- [The problem]:
Lines containing the string "ignition" are to be counted; report the total by itself.

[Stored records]

+-------+

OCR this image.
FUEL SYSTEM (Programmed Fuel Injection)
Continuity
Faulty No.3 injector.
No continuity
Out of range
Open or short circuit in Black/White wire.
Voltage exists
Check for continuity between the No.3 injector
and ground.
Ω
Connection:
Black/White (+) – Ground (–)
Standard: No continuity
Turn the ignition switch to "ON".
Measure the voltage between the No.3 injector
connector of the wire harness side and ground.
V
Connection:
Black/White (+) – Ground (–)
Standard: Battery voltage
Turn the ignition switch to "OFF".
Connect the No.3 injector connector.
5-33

+-------+

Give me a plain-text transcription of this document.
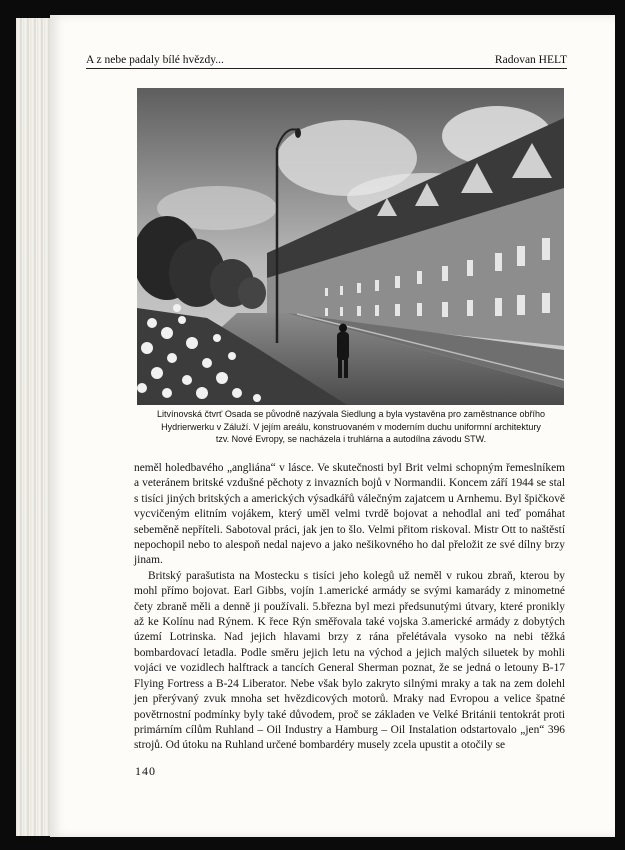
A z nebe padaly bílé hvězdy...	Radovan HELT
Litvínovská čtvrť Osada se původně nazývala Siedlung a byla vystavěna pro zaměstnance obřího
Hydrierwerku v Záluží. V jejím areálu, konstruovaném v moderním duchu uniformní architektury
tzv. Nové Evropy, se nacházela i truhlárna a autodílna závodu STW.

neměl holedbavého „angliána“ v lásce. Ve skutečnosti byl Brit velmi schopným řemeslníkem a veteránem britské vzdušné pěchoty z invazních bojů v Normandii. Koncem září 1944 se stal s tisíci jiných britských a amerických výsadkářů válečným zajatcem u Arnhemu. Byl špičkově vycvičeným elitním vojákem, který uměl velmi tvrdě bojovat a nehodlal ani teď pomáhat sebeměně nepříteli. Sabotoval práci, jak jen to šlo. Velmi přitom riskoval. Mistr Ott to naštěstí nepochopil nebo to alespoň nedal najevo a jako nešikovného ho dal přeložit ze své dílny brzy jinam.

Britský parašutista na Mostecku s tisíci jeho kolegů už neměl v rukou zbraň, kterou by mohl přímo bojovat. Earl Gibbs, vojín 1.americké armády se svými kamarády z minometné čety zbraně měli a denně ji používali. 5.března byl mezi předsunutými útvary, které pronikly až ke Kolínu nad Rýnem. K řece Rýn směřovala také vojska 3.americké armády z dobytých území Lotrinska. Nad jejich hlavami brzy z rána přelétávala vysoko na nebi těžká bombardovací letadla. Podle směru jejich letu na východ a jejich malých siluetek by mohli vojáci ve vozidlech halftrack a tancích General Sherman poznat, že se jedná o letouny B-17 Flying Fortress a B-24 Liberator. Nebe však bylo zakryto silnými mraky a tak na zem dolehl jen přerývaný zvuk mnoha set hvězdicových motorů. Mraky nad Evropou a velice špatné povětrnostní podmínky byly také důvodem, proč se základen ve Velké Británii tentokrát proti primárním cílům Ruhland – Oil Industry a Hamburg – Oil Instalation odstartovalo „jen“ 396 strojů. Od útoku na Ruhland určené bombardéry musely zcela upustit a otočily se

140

+-------+

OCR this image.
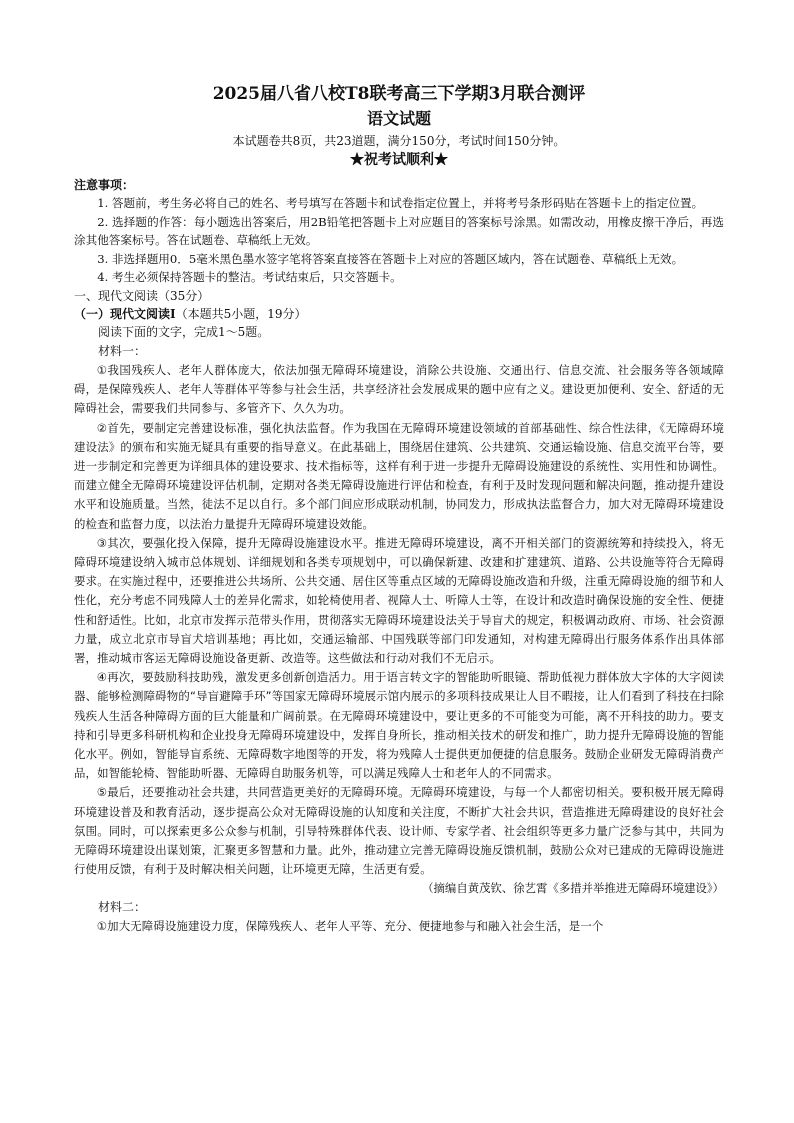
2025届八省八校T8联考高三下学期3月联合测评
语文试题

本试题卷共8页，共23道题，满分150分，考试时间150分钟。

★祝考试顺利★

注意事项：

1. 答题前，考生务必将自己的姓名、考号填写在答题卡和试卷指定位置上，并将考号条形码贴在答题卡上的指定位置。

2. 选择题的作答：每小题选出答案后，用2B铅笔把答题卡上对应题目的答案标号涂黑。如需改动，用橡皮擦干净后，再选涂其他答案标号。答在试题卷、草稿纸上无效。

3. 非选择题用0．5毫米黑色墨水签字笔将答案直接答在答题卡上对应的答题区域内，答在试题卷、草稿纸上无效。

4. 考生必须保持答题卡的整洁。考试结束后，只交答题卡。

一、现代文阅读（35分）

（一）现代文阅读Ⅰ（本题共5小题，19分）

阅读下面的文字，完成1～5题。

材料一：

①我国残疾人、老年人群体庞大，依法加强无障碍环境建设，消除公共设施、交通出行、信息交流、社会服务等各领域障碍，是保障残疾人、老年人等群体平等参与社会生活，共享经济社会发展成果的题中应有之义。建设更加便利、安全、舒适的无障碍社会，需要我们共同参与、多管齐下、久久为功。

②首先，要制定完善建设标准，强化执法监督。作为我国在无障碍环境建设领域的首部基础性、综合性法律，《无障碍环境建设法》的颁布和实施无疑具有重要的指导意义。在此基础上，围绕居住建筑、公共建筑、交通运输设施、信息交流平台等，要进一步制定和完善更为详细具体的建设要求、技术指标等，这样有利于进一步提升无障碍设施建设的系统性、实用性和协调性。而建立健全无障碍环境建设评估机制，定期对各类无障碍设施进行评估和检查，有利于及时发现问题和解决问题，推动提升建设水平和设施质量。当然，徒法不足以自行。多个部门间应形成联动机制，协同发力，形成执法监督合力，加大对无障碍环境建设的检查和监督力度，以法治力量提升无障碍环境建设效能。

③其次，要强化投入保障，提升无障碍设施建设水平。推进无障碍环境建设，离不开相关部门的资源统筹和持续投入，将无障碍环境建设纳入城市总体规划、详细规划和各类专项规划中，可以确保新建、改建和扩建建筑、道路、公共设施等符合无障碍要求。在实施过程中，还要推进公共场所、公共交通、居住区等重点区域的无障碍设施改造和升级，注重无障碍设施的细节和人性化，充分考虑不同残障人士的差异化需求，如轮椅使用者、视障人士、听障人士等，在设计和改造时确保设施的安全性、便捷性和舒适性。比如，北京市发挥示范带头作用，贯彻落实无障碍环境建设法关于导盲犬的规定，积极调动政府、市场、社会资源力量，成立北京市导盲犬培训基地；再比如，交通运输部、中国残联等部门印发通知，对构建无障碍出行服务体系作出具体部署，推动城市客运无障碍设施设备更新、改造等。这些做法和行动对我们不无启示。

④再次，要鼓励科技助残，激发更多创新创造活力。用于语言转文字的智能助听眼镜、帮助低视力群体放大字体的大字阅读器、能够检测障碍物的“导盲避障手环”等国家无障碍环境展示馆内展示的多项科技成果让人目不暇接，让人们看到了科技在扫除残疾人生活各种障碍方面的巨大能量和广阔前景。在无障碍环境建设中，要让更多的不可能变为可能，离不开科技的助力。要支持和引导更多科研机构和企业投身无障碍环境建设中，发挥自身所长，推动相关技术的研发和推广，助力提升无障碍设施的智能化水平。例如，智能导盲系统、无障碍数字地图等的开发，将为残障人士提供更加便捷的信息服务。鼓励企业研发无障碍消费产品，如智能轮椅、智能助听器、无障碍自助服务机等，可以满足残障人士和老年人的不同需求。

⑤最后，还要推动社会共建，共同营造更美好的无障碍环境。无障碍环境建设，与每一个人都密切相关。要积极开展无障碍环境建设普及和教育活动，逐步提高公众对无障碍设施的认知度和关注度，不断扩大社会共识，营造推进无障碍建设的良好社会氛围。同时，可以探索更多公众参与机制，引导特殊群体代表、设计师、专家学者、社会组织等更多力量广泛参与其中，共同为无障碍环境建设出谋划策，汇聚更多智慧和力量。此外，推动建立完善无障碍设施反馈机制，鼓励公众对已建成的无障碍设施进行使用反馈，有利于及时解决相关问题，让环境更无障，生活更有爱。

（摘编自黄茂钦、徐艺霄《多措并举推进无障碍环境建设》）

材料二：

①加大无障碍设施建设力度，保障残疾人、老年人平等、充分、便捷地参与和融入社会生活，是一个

+-------+

- [Task result]:
2